## begin TASK DATA
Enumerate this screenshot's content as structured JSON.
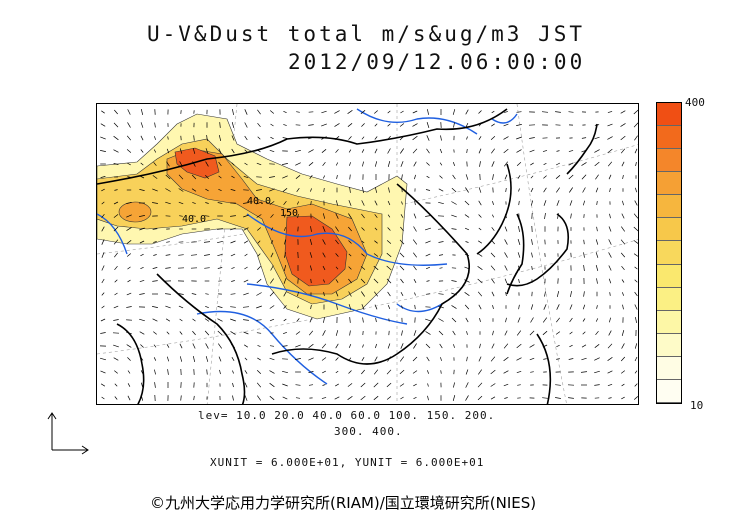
{
  "header": {
    "title": "U-V&Dust total m/s&ug/m3 JST",
    "timestamp": "2012/09/12.06:00:00"
  },
  "map": {
    "contour_labels": [
      "40.0",
      "150",
      "40.0"
    ],
    "dust_color_hot": "#f05a1e",
    "dust_color_mid": "#f7c54a",
    "dust_color_low": "#fff7b0",
    "coastline_color": "#000000",
    "river_color": "#1f5fe0",
    "graticule_color": "#9a9a9a",
    "wind_vector_color": "#000000"
  },
  "legend": {
    "levels_line1": "lev= 10.0 20.0 40.0 60.0 100. 150. 200.",
    "levels_line2": "300. 400.",
    "units_line": "XUNIT = 6.000E+01, YUNIT = 6.000E+01",
    "colorbar_max": "400",
    "colorbar_min": "10",
    "colorbar_colors": [
      "#f04f14",
      "#f26a1c",
      "#f4862a",
      "#f5a034",
      "#f6b63e",
      "#f7c84a",
      "#f8d85c",
      "#fae86e",
      "#fbf084",
      "#fdf7a6",
      "#fefbc8",
      "#fffde4",
      "#fffef2"
    ]
  },
  "footer": {
    "credit": "©九州大学応用力学研究所(RIAM)/国立環境研究所(NIES)"
  }
}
## end TASK DATA
EXERCISE AIM: Above are the records; reproduce them exactly and leave out the pictures.

SOLUTION TO THIS TASK:
Enumerate this screenshot's content as structured JSON.
{
  "header": {
    "title": "U-V&Dust total m/s&ug/m3 JST",
    "timestamp": "2012/09/12.06:00:00"
  },
  "map": {
    "contour_labels": [
      "40.0",
      "150",
      "40.0"
    ],
    "dust_color_hot": "#f05a1e",
    "dust_color_mid": "#f7c54a",
    "dust_color_low": "#fff7b0",
    "coastline_color": "#000000",
    "river_color": "#1f5fe0",
    "graticule_color": "#9a9a9a",
    "wind_vector_color": "#000000"
  },
  "legend": {
    "levels_line1": "lev= 10.0 20.0 40.0 60.0 100. 150. 200.",
    "levels_line2": "300. 400.",
    "units_line": "XUNIT = 6.000E+01, YUNIT = 6.000E+01",
    "colorbar_max": "400",
    "colorbar_min": "10",
    "colorbar_colors": [
      "#f04f14",
      "#f26a1c",
      "#f4862a",
      "#f5a034",
      "#f6b63e",
      "#f7c84a",
      "#f8d85c",
      "#fae86e",
      "#fbf084",
      "#fdf7a6",
      "#fefbc8",
      "#fffde4",
      "#fffef2"
    ]
  },
  "footer": {
    "credit": "©九州大学応用力学研究所(RIAM)/国立環境研究所(NIES)"
  }
}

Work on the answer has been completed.